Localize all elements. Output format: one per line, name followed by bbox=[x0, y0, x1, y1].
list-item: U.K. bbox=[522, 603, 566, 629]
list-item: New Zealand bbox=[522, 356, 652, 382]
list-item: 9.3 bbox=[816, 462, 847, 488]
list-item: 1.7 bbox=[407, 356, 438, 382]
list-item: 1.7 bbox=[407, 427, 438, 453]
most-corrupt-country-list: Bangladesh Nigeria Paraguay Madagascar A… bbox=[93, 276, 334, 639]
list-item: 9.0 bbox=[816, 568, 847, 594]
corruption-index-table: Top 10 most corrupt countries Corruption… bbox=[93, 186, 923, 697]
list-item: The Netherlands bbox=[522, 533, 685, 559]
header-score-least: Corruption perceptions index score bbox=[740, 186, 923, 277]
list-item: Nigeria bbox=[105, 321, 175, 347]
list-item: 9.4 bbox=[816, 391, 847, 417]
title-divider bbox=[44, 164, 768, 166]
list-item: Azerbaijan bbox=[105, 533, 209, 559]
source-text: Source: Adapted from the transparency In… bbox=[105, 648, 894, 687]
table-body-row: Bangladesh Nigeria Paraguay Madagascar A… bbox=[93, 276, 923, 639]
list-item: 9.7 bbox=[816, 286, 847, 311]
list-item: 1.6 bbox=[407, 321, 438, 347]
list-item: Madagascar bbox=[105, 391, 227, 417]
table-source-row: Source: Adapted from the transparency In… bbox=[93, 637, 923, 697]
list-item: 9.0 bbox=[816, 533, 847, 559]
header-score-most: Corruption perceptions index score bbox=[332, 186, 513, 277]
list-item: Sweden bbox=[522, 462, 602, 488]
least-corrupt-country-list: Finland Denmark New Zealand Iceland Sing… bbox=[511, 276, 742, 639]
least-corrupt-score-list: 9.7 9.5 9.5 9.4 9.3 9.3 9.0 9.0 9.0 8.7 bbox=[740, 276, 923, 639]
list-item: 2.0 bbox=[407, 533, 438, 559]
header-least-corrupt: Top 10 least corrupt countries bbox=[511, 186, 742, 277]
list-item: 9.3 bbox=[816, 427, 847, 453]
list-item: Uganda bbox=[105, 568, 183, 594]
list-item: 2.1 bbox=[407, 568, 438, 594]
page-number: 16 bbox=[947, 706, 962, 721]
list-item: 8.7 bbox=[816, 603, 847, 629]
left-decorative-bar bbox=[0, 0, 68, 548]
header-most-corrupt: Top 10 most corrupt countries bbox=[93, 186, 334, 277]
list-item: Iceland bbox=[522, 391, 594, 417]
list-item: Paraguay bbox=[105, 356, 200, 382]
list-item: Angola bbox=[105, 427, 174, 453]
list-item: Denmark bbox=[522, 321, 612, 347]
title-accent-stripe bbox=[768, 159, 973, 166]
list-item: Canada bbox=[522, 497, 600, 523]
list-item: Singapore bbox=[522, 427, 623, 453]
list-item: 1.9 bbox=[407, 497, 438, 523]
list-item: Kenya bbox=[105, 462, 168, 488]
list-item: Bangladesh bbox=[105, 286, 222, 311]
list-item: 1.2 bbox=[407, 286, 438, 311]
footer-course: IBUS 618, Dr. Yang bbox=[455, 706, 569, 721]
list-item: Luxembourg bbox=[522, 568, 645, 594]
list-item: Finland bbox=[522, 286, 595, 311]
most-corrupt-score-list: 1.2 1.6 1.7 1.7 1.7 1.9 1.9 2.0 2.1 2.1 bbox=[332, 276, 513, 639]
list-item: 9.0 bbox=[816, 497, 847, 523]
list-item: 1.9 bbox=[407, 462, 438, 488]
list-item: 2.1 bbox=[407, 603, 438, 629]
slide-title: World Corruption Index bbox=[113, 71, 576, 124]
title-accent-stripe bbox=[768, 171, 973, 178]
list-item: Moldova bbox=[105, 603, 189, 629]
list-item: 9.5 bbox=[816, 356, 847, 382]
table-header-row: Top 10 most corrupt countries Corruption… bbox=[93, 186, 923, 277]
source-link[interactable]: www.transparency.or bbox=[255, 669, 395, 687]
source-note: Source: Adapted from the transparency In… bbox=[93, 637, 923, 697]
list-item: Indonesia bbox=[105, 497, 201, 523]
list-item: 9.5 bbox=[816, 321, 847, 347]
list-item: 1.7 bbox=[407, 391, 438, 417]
○ ○ ○ ○ ○
■ **Given instruction**
Reproduce every one of the entries above line for line, changing nothing in any of them.

■ **Solved problem**
Localize all elements. Output format: one per line, name followed by bbox=[x0, y0, x1, y1].
list-item: U.K. bbox=[522, 603, 566, 629]
list-item: New Zealand bbox=[522, 356, 652, 382]
list-item: 9.3 bbox=[816, 462, 847, 488]
list-item: 1.7 bbox=[407, 356, 438, 382]
list-item: 1.7 bbox=[407, 427, 438, 453]
most-corrupt-country-list: Bangladesh Nigeria Paraguay Madagascar A… bbox=[93, 276, 334, 639]
list-item: 9.0 bbox=[816, 568, 847, 594]
corruption-index-table: Top 10 most corrupt countries Corruption… bbox=[93, 186, 923, 697]
list-item: The Netherlands bbox=[522, 533, 685, 559]
header-score-least: Corruption perceptions index score bbox=[740, 186, 923, 277]
list-item: Nigeria bbox=[105, 321, 175, 347]
list-item: 9.4 bbox=[816, 391, 847, 417]
title-divider bbox=[44, 164, 768, 166]
list-item: Azerbaijan bbox=[105, 533, 209, 559]
source-text: Source: Adapted from the transparency In… bbox=[105, 648, 894, 687]
table-body-row: Bangladesh Nigeria Paraguay Madagascar A… bbox=[93, 276, 923, 639]
list-item: 9.7 bbox=[816, 286, 847, 311]
list-item: 1.6 bbox=[407, 321, 438, 347]
list-item: Madagascar bbox=[105, 391, 227, 417]
table-source-row: Source: Adapted from the transparency In… bbox=[93, 637, 923, 697]
list-item: 9.0 bbox=[816, 533, 847, 559]
header-score-most: Corruption perceptions index score bbox=[332, 186, 513, 277]
list-item: Sweden bbox=[522, 462, 602, 488]
least-corrupt-country-list: Finland Denmark New Zealand Iceland Sing… bbox=[511, 276, 742, 639]
least-corrupt-score-list: 9.7 9.5 9.5 9.4 9.3 9.3 9.0 9.0 9.0 8.7 bbox=[740, 276, 923, 639]
list-item: 2.0 bbox=[407, 533, 438, 559]
header-least-corrupt: Top 10 least corrupt countries bbox=[511, 186, 742, 277]
list-item: 9.3 bbox=[816, 427, 847, 453]
list-item: Uganda bbox=[105, 568, 183, 594]
list-item: 2.1 bbox=[407, 568, 438, 594]
page-number: 16 bbox=[947, 706, 962, 721]
list-item: 8.7 bbox=[816, 603, 847, 629]
left-decorative-bar bbox=[0, 0, 68, 548]
header-most-corrupt: Top 10 most corrupt countries bbox=[93, 186, 334, 277]
list-item: Iceland bbox=[522, 391, 594, 417]
list-item: Paraguay bbox=[105, 356, 200, 382]
list-item: Angola bbox=[105, 427, 174, 453]
list-item: Denmark bbox=[522, 321, 612, 347]
title-accent-stripe bbox=[768, 159, 973, 166]
list-item: Canada bbox=[522, 497, 600, 523]
list-item: Singapore bbox=[522, 427, 623, 453]
list-item: 1.9 bbox=[407, 497, 438, 523]
list-item: Kenya bbox=[105, 462, 168, 488]
list-item: Bangladesh bbox=[105, 286, 222, 311]
list-item: 1.2 bbox=[407, 286, 438, 311]
footer-course: IBUS 618, Dr. Yang bbox=[455, 706, 569, 721]
list-item: Luxembourg bbox=[522, 568, 645, 594]
list-item: Finland bbox=[522, 286, 595, 311]
most-corrupt-score-list: 1.2 1.6 1.7 1.7 1.7 1.9 1.9 2.0 2.1 2.1 bbox=[332, 276, 513, 639]
list-item: 9.0 bbox=[816, 497, 847, 523]
list-item: 1.9 bbox=[407, 462, 438, 488]
list-item: 2.1 bbox=[407, 603, 438, 629]
slide-title: World Corruption Index bbox=[113, 71, 576, 124]
title-accent-stripe bbox=[768, 171, 973, 178]
list-item: Moldova bbox=[105, 603, 189, 629]
list-item: 9.5 bbox=[816, 356, 847, 382]
table-header-row: Top 10 most corrupt countries Corruption… bbox=[93, 186, 923, 277]
source-link[interactable]: www.transparency.or bbox=[255, 669, 395, 687]
source-note: Source: Adapted from the transparency In… bbox=[93, 637, 923, 697]
list-item: Indonesia bbox=[105, 497, 201, 523]
list-item: 9.5 bbox=[816, 321, 847, 347]
list-item: 1.7 bbox=[407, 391, 438, 417]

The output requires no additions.